++++ Extracted entries

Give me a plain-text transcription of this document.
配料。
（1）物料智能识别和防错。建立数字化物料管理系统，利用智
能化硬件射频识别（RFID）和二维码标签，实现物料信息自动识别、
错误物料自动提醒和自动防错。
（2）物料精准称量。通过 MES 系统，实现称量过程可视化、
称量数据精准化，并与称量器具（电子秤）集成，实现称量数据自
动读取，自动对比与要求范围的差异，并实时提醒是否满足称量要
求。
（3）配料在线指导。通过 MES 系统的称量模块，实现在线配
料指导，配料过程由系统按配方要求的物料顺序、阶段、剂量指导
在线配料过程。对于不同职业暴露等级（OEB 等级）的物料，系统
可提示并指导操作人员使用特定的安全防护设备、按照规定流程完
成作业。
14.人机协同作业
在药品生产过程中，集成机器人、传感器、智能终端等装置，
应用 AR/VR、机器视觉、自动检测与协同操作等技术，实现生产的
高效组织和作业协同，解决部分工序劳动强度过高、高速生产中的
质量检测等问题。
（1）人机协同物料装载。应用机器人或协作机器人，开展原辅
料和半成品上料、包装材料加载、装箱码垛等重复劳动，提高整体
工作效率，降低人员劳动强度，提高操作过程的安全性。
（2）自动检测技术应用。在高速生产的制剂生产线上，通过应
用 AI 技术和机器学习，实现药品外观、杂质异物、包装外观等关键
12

++++++++

Written task: Write out the full listing exactly as given.

Answer below:
Give me a plain-text transcription of this document.
配料。
（1）物料智能识别和防错。建立数字化物料管理系统，利用智
能化硬件射频识别（RFID）和二维码标签，实现物料信息自动识别、
错误物料自动提醒和自动防错。
（2）物料精准称量。通过 MES 系统，实现称量过程可视化、
称量数据精准化，并与称量器具（电子秤）集成，实现称量数据自
动读取，自动对比与要求范围的差异，并实时提醒是否满足称量要
求。
（3）配料在线指导。通过 MES 系统的称量模块，实现在线配
料指导，配料过程由系统按配方要求的物料顺序、阶段、剂量指导
在线配料过程。对于不同职业暴露等级（OEB 等级）的物料，系统
可提示并指导操作人员使用特定的安全防护设备、按照规定流程完
成作业。
14.人机协同作业
在药品生产过程中，集成机器人、传感器、智能终端等装置，
应用 AR/VR、机器视觉、自动检测与协同操作等技术，实现生产的
高效组织和作业协同，解决部分工序劳动强度过高、高速生产中的
质量检测等问题。
（1）人机协同物料装载。应用机器人或协作机器人，开展原辅
料和半成品上料、包装材料加载、装箱码垛等重复劳动，提高整体
工作效率，降低人员劳动强度，提高操作过程的安全性。
（2）自动检测技术应用。在高速生产的制剂生产线上，通过应
用 AI 技术和机器学习，实现药品外观、杂质异物、包装外观等关键
12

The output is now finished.